#### [Exercise aim]
Wherever the word "Earth" appears in a line, copy that line.

[Records from a data collection]
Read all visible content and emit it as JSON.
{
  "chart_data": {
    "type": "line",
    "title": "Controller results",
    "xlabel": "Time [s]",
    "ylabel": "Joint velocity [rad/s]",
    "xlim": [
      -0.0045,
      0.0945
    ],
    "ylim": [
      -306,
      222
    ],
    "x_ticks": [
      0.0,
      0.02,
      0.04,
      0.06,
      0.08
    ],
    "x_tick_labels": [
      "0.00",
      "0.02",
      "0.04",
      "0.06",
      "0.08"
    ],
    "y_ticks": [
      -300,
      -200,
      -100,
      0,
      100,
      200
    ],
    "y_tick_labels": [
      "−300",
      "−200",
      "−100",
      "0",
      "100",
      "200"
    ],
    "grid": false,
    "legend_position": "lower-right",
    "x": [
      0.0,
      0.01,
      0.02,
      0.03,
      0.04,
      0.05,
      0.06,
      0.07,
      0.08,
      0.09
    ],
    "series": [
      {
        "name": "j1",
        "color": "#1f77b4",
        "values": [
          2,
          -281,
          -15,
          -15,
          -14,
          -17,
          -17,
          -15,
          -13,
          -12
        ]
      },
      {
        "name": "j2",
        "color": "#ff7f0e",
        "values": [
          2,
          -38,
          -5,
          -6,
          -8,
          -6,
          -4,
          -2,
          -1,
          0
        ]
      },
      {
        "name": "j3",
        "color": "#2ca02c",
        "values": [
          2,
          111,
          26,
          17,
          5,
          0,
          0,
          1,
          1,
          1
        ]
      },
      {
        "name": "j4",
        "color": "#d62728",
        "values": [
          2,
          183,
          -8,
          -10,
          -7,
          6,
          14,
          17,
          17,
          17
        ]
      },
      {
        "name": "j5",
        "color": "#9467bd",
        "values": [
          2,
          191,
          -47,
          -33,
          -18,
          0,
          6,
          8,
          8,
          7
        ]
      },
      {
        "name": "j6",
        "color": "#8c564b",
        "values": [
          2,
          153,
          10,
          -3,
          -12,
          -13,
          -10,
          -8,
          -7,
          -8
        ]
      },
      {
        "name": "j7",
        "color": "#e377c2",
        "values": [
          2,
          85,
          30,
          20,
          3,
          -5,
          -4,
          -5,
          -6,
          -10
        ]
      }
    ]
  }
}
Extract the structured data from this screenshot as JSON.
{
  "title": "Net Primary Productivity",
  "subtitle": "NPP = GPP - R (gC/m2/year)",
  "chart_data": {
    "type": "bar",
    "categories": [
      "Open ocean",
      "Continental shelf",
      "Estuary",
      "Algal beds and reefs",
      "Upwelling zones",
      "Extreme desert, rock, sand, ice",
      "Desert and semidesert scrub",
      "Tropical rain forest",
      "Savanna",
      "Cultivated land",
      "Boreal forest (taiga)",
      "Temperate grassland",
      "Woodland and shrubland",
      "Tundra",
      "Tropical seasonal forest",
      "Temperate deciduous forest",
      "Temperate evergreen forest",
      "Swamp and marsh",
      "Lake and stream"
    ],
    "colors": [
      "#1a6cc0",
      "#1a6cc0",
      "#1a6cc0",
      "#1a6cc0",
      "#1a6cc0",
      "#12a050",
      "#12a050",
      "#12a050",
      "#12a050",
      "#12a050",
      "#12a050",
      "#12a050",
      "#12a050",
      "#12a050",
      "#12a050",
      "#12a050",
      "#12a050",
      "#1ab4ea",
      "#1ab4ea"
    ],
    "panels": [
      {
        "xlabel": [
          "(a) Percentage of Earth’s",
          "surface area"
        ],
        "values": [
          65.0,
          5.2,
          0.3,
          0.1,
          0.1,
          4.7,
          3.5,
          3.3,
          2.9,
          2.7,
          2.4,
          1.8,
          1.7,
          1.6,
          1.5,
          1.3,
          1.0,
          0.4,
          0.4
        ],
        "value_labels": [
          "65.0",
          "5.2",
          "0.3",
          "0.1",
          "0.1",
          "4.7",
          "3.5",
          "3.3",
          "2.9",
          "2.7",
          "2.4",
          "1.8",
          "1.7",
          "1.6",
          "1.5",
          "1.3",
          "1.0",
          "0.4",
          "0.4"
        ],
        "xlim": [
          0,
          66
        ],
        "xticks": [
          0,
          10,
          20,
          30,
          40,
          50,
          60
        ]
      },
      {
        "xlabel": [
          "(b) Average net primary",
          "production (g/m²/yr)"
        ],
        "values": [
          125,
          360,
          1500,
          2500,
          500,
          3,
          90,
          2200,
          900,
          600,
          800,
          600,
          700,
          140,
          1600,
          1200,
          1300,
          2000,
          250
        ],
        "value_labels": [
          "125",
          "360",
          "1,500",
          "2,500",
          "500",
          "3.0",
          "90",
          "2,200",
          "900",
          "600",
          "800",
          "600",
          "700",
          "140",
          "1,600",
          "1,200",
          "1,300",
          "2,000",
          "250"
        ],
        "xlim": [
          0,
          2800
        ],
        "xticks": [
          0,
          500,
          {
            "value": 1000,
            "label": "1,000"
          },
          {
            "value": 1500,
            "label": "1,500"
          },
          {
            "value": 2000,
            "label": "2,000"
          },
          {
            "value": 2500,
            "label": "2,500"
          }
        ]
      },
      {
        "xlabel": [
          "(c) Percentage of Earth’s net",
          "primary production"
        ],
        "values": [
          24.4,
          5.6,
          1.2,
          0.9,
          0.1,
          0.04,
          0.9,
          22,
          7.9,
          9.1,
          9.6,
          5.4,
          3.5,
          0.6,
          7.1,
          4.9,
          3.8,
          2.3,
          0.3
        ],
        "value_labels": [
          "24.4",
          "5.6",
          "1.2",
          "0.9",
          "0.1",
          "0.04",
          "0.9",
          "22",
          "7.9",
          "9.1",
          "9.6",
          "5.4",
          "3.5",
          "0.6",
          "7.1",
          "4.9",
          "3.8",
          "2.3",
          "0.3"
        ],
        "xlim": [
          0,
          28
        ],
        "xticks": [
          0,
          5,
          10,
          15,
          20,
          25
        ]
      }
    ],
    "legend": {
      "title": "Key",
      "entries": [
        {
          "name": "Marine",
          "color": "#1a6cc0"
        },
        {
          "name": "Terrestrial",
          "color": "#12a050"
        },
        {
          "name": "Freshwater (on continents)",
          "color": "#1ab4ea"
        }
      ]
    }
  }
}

#### [Response to the exercise]
          "(a) Percentage of Earth’s",
          "(c) Percentage of Earth’s net",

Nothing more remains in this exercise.